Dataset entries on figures
━━━━━━━━━━━━━━━━━━━━

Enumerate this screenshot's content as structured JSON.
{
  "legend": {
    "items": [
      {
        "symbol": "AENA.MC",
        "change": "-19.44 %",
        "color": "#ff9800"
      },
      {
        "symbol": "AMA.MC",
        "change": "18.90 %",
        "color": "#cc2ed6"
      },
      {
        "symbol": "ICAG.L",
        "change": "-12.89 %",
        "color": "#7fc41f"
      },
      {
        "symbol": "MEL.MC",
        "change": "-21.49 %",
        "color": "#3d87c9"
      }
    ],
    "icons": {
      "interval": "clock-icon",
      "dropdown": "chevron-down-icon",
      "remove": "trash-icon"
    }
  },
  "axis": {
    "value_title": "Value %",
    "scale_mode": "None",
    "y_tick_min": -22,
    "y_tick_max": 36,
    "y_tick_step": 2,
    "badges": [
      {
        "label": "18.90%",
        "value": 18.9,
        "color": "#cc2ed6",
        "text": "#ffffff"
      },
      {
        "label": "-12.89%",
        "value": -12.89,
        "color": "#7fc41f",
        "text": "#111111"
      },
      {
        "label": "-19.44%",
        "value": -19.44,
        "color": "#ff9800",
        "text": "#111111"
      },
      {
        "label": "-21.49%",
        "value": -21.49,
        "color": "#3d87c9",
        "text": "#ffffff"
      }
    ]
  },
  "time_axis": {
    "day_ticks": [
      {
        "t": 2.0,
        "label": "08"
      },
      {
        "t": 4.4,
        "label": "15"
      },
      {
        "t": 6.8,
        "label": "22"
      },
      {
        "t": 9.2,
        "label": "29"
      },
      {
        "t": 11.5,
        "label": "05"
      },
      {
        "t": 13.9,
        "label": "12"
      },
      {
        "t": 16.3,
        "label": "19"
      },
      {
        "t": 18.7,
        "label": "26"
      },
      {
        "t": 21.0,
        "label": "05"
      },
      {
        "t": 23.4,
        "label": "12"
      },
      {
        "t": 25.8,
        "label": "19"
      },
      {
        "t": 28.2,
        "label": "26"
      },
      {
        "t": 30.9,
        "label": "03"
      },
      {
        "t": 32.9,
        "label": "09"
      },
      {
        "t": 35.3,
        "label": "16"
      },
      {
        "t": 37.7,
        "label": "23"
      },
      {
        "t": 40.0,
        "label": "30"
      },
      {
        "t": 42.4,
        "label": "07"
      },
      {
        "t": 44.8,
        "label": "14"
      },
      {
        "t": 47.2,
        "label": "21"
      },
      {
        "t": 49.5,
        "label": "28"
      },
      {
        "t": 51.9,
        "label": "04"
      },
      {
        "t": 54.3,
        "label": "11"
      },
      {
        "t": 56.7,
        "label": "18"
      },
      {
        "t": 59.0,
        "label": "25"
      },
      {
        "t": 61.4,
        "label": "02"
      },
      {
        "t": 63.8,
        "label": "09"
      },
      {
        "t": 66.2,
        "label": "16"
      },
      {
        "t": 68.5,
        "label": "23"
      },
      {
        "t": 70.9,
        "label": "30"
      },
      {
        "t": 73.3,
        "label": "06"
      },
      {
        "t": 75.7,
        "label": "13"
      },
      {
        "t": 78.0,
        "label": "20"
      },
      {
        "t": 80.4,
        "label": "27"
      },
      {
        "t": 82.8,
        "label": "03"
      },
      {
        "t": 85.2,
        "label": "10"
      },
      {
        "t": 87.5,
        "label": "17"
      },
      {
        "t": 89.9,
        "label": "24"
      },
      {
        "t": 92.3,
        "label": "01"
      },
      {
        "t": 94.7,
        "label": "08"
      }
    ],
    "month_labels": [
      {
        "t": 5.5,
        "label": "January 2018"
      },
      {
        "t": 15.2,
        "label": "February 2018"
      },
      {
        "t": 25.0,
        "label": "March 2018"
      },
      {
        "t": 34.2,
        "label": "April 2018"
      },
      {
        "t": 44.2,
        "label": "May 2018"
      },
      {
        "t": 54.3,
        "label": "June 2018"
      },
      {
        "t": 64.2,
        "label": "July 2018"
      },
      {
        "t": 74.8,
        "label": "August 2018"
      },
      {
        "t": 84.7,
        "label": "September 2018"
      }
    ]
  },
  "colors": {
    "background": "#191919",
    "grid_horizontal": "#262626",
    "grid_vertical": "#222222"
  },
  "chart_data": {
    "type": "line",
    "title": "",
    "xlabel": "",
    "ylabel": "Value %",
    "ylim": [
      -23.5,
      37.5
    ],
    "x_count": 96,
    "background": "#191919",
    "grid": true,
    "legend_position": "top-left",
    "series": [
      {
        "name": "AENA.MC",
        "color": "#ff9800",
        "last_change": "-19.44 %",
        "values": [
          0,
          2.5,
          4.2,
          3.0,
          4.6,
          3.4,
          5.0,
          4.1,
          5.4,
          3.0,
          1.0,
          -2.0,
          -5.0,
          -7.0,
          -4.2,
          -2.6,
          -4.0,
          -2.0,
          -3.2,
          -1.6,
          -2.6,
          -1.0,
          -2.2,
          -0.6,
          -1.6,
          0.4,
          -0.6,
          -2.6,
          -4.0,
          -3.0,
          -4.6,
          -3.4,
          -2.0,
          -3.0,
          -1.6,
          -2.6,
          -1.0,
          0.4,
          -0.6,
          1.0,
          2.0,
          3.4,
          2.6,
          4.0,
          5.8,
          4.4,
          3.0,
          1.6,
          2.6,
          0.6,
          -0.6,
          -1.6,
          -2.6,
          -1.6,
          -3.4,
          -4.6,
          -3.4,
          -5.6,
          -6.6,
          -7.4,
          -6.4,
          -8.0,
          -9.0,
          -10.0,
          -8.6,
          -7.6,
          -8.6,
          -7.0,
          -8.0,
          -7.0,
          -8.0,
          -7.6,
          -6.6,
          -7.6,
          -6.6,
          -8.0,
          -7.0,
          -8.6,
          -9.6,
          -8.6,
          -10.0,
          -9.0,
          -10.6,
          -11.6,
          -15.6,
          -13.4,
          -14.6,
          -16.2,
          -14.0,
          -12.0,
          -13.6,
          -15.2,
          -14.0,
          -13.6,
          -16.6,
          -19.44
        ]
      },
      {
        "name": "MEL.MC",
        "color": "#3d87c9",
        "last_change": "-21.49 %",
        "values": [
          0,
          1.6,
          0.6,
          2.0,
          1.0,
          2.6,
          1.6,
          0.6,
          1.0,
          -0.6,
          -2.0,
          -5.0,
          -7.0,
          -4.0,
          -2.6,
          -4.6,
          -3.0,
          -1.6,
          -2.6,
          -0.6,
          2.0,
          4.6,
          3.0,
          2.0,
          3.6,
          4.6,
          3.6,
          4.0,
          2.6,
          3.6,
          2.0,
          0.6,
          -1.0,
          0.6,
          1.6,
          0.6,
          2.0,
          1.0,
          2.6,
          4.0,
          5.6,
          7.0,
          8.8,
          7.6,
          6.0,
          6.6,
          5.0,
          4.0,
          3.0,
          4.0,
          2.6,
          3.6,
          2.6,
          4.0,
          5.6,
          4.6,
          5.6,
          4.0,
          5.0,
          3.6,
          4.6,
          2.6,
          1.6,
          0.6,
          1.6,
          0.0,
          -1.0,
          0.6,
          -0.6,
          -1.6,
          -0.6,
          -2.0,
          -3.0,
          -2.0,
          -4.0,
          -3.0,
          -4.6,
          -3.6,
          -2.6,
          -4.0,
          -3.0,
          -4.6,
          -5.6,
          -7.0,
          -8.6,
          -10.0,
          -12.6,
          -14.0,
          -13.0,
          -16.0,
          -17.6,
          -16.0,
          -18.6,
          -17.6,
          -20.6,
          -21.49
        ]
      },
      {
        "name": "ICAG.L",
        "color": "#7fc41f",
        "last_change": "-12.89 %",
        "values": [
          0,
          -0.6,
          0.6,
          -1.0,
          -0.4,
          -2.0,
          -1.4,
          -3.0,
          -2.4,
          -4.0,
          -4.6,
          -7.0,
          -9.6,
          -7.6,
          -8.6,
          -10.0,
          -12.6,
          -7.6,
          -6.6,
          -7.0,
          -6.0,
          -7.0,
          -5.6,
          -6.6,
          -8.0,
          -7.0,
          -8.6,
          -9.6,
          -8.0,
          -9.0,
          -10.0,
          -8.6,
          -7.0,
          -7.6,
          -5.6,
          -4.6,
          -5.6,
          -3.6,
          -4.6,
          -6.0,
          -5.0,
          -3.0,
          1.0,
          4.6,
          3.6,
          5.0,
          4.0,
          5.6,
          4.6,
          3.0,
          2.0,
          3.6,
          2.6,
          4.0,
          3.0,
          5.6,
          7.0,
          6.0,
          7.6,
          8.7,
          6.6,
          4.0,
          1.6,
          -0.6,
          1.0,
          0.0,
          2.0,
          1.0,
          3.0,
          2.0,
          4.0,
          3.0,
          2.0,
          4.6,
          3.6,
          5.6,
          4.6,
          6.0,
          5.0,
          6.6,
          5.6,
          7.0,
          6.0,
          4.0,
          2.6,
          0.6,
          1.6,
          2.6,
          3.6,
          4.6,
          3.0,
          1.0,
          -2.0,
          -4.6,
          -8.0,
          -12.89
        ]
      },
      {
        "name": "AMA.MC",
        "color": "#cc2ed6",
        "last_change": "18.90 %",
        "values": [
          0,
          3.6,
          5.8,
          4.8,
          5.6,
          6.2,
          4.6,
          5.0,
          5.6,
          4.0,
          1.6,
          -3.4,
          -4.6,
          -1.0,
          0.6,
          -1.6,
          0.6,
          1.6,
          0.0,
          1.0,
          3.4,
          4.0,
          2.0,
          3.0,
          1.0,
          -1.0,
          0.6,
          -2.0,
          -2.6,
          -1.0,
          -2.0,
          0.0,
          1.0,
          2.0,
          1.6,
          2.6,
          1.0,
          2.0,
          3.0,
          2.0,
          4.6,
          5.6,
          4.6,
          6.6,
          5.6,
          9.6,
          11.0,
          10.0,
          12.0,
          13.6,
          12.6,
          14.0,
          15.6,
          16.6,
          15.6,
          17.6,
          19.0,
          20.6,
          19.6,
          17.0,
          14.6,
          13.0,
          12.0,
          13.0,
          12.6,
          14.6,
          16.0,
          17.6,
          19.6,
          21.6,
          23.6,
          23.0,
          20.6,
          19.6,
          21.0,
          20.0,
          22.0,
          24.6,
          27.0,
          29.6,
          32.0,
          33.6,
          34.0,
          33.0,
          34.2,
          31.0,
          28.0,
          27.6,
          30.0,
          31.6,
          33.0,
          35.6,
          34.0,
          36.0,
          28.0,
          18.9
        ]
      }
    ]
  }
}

━━━━━━━━━━━━━━━━━━━━

» **TASK DESCRIPTION**:
Check each line above for the word "name", and copy the lines where it appears.

» **EXERCISE RESPONSE**:
        "name": "AENA.MC",
        "name": "MEL.MC",
        "name": "ICAG.L",
        "name": "AMA.MC",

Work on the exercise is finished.